• [Stated goal] Of all the lines in the records, how many hold the word "should"? Answer with the number only.

---- Material for this task

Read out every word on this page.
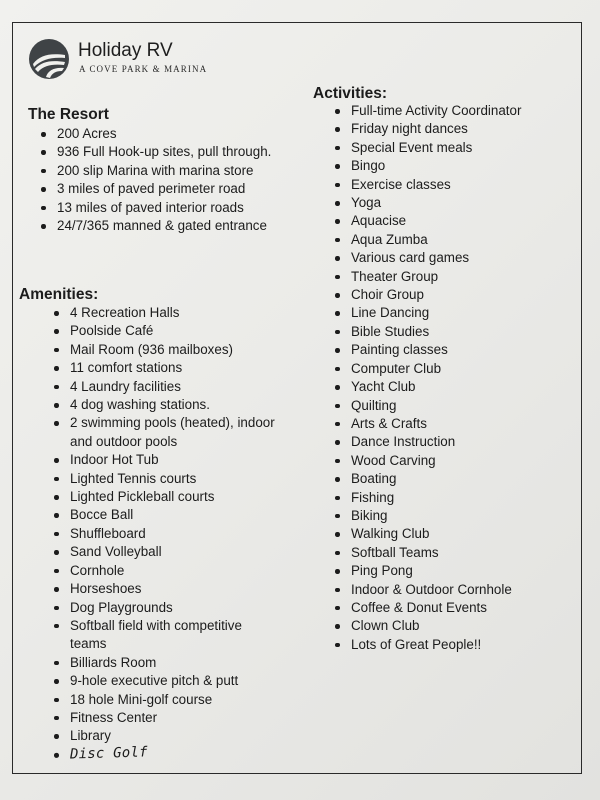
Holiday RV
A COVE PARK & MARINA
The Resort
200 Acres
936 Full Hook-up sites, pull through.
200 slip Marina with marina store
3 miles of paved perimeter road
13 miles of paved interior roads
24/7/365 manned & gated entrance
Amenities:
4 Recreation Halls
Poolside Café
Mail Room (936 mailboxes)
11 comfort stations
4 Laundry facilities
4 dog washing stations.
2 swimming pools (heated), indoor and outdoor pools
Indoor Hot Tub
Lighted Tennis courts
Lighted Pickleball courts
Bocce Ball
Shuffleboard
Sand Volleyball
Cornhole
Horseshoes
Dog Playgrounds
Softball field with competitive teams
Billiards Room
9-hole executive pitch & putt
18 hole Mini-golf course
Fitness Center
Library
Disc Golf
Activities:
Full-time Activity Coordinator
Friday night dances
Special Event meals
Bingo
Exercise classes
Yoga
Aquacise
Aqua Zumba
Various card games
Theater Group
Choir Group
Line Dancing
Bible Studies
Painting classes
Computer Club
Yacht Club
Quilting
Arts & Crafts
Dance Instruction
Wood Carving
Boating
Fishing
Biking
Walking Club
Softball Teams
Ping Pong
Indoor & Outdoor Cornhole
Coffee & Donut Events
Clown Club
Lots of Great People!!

--------
---- Material for this task

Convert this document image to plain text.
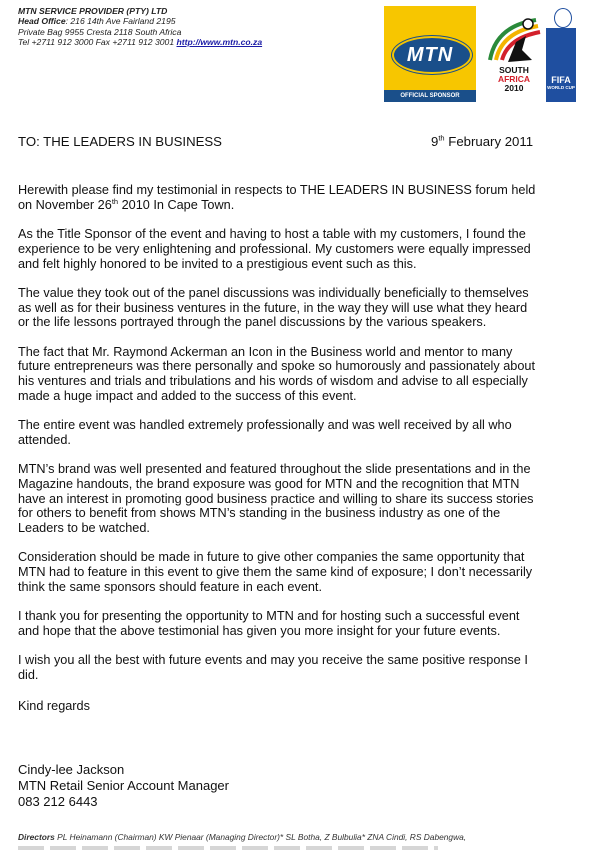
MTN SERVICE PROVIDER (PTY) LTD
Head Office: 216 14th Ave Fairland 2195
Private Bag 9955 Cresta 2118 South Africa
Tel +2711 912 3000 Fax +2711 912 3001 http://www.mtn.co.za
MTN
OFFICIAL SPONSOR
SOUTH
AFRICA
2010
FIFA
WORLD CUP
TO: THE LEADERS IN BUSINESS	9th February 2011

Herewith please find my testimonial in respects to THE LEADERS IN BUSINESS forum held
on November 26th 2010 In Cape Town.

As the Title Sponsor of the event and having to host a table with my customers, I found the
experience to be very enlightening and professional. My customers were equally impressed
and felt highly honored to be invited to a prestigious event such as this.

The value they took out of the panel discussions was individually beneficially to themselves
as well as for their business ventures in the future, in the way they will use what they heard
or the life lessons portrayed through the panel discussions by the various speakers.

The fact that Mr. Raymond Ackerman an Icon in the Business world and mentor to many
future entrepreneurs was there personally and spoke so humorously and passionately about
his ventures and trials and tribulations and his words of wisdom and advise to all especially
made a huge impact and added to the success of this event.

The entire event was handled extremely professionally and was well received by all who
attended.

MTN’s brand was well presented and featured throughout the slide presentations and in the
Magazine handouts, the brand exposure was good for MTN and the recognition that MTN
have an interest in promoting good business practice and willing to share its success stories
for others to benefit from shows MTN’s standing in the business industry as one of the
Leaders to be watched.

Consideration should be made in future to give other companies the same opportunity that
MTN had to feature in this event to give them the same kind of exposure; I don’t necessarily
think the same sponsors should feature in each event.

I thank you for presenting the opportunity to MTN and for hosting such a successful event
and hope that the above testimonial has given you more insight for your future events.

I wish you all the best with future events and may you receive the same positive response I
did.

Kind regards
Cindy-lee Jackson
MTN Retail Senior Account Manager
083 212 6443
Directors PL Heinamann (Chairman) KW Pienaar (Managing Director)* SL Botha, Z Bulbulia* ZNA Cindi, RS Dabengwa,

--------

• [Task answer] 2